═════ Material for this exercise ═════

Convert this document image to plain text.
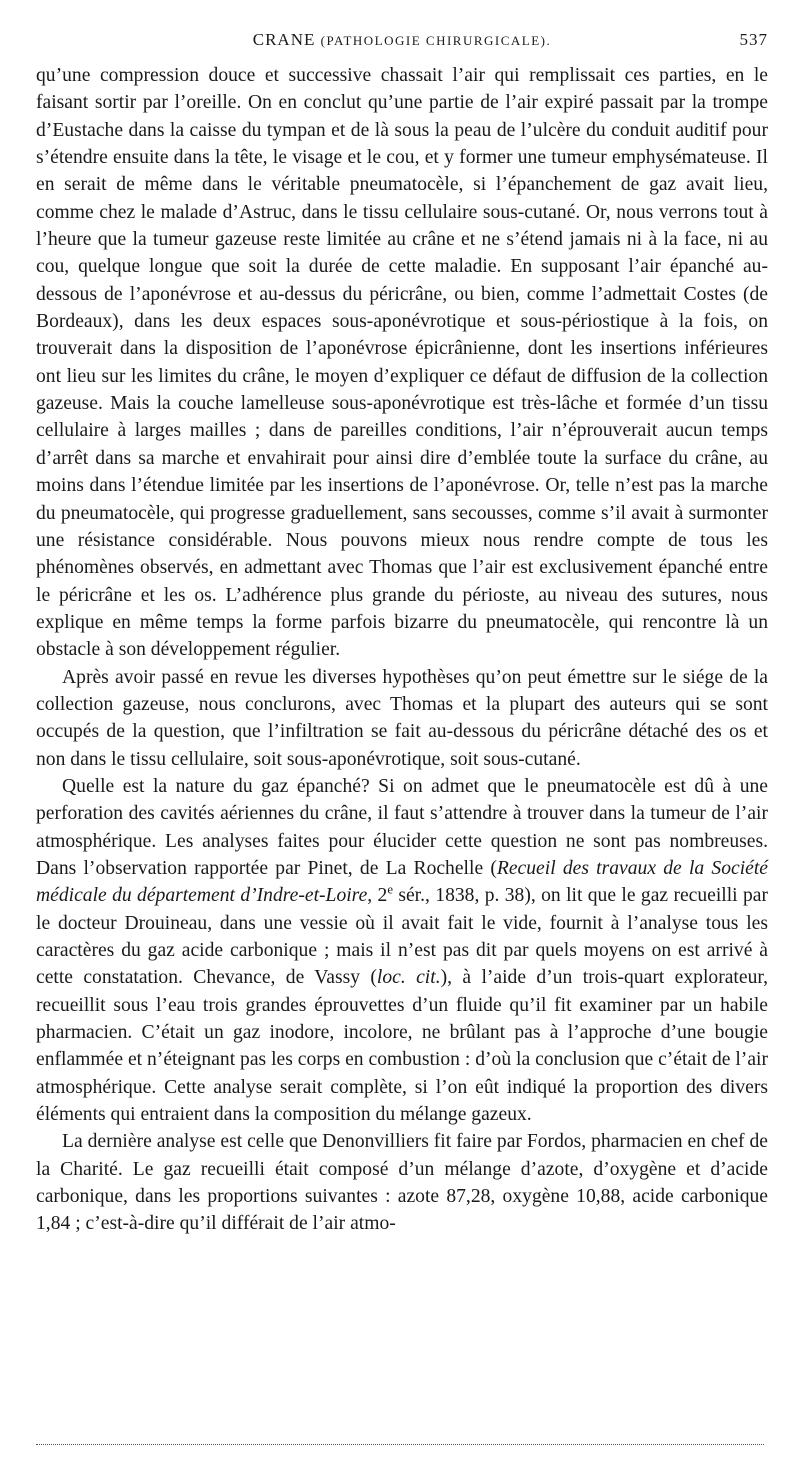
CRANE (PATHOLOGIE CHIRURGICALE).	537

qu’une compression douce et successive chassait l’air qui remplissait ces parties, en le faisant sortir par l’oreille. On en conclut qu’une partie de l’air expiré passait par la trompe d’Eustache dans la caisse du tympan et de là sous la peau de l’ulcère du conduit auditif pour s’étendre ensuite dans la tête, le visage et le cou, et y former une tumeur emphysémateuse. Il en serait de même dans le véritable pneumatocèle, si l’épanchement de gaz avait lieu, comme chez le malade d’Astruc, dans le tissu cellulaire sous-cutané. Or, nous verrons tout à l’heure que la tumeur gazeuse reste limitée au crâne et ne s’étend jamais ni à la face, ni au cou, quelque longue que soit la durée de cette maladie. En supposant l’air épanché au-dessous de l’aponévrose et au-dessus du péricrâne, ou bien, comme l’admettait Costes (de Bordeaux), dans les deux espaces sous-aponévrotique et sous-périostique à la fois, on trouverait dans la disposition de l’aponévrose épicrânienne, dont les insertions inférieures ont lieu sur les limites du crâne, le moyen d’expliquer ce défaut de diffusion de la collection gazeuse. Mais la couche lamelleuse sous-aponévrotique est très-lâche et formée d’un tissu cellulaire à larges mailles ; dans de pareilles conditions, l’air n’éprouverait aucun temps d’arrêt dans sa marche et envahirait pour ainsi dire d’emblée toute la surface du crâne, au moins dans l’étendue limitée par les insertions de l’aponévrose. Or, telle n’est pas la marche du pneumatocèle, qui progresse graduellement, sans secousses, comme s’il avait à surmonter une résistance considérable. Nous pouvons mieux nous rendre compte de tous les phénomènes observés, en admettant avec Thomas que l’air est exclusivement épanché entre le péricrâne et les os. L’adhérence plus grande du périoste, au niveau des sutures, nous explique en même temps la forme parfois bizarre du pneumatocèle, qui rencontre là un obstacle à son développement régulier.

Après avoir passé en revue les diverses hypothèses qu’on peut émettre sur le siége de la collection gazeuse, nous conclurons, avec Thomas et la plupart des auteurs qui se sont occupés de la question, que l’infiltration se fait au-dessous du péricrâne détaché des os et non dans le tissu cellulaire, soit sous-aponévrotique, soit sous-cutané.

Quelle est la nature du gaz épanché? Si on admet que le pneumatocèle est dû à une perforation des cavités aériennes du crâne, il faut s’attendre à trouver dans la tumeur de l’air atmosphérique. Les analyses faites pour élucider cette question ne sont pas nombreuses. Dans l’observation rapportée par Pinet, de La Rochelle (Recueil des travaux de la Société médicale du département d’Indre-et-Loire, 2e sér., 1838, p. 38), on lit que le gaz recueilli par le docteur Drouineau, dans une vessie où il avait fait le vide, fournit à l’analyse tous les caractères du gaz acide carbonique ; mais il n’est pas dit par quels moyens on est arrivé à cette constatation. Chevance, de Vassy (loc. cit.), à l’aide d’un trois-quart explorateur, recueillit sous l’eau trois grandes éprouvettes d’un fluide qu’il fit examiner par un habile pharmacien. C’était un gaz inodore, incolore, ne brûlant pas à l’approche d’une bougie enflammée et n’éteignant pas les corps en combustion : d’où la conclusion que c’était de l’air atmosphérique. Cette analyse serait complète, si l’on eût indiqué la proportion des divers éléments qui entraient dans la composition du mélange gazeux.

La dernière analyse est celle que Denonvilliers fit faire par Fordos, pharmacien en chef de la Charité. Le gaz recueilli était composé d’un mélange d’azote, d’oxygène et d’acide carbonique, dans les proportions suivantes : azote 87,28, oxygène 10,88, acide carbonique 1,84 ; c’est-à-dire qu’il différait de l’air atmo-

═════

Without the pictures, print the records in full, exactly as they appear.

• _The result_
Convert this document image to plain text.
CRANE (PATHOLOGIE CHIRURGICALE).	537

qu’une compression douce et successive chassait l’air qui remplissait ces parties, en le faisant sortir par l’oreille. On en conclut qu’une partie de l’air expiré passait par la trompe d’Eustache dans la caisse du tympan et de là sous la peau de l’ulcère du conduit auditif pour s’étendre ensuite dans la tête, le visage et le cou, et y former une tumeur emphysémateuse. Il en serait de même dans le véritable pneumatocèle, si l’épanchement de gaz avait lieu, comme chez le malade d’Astruc, dans le tissu cellulaire sous-cutané. Or, nous verrons tout à l’heure que la tumeur gazeuse reste limitée au crâne et ne s’étend jamais ni à la face, ni au cou, quelque longue que soit la durée de cette maladie. En supposant l’air épanché au-dessous de l’aponévrose et au-dessus du péricrâne, ou bien, comme l’admettait Costes (de Bordeaux), dans les deux espaces sous-aponévrotique et sous-périostique à la fois, on trouverait dans la disposition de l’aponévrose épicrânienne, dont les insertions inférieures ont lieu sur les limites du crâne, le moyen d’expliquer ce défaut de diffusion de la collection gazeuse. Mais la couche lamelleuse sous-aponévrotique est très-lâche et formée d’un tissu cellulaire à larges mailles ; dans de pareilles conditions, l’air n’éprouverait aucun temps d’arrêt dans sa marche et envahirait pour ainsi dire d’emblée toute la surface du crâne, au moins dans l’étendue limitée par les insertions de l’aponévrose. Or, telle n’est pas la marche du pneumatocèle, qui progresse graduellement, sans secousses, comme s’il avait à surmonter une résistance considérable. Nous pouvons mieux nous rendre compte de tous les phénomènes observés, en admettant avec Thomas que l’air est exclusivement épanché entre le péricrâne et les os. L’adhérence plus grande du périoste, au niveau des sutures, nous explique en même temps la forme parfois bizarre du pneumatocèle, qui rencontre là un obstacle à son développement régulier.

Après avoir passé en revue les diverses hypothèses qu’on peut émettre sur le siége de la collection gazeuse, nous conclurons, avec Thomas et la plupart des auteurs qui se sont occupés de la question, que l’infiltration se fait au-dessous du péricrâne détaché des os et non dans le tissu cellulaire, soit sous-aponévrotique, soit sous-cutané.

Quelle est la nature du gaz épanché? Si on admet que le pneumatocèle est dû à une perforation des cavités aériennes du crâne, il faut s’attendre à trouver dans la tumeur de l’air atmosphérique. Les analyses faites pour élucider cette question ne sont pas nombreuses. Dans l’observation rapportée par Pinet, de La Rochelle (Recueil des travaux de la Société médicale du département d’Indre-et-Loire, 2e sér., 1838, p. 38), on lit que le gaz recueilli par le docteur Drouineau, dans une vessie où il avait fait le vide, fournit à l’analyse tous les caractères du gaz acide carbonique ; mais il n’est pas dit par quels moyens on est arrivé à cette constatation. Chevance, de Vassy (loc. cit.), à l’aide d’un trois-quart explorateur, recueillit sous l’eau trois grandes éprouvettes d’un fluide qu’il fit examiner par un habile pharmacien. C’était un gaz inodore, incolore, ne brûlant pas à l’approche d’une bougie enflammée et n’éteignant pas les corps en combustion : d’où la conclusion que c’était de l’air atmosphérique. Cette analyse serait complète, si l’on eût indiqué la proportion des divers éléments qui entraient dans la composition du mélange gazeux.

La dernière analyse est celle que Denonvilliers fit faire par Fordos, pharmacien en chef de la Charité. Le gaz recueilli était composé d’un mélange d’azote, d’oxygène et d’acide carbonique, dans les proportions suivantes : azote 87,28, oxygène 10,88, acide carbonique 1,84 ; c’est-à-dire qu’il différait de l’air atmo-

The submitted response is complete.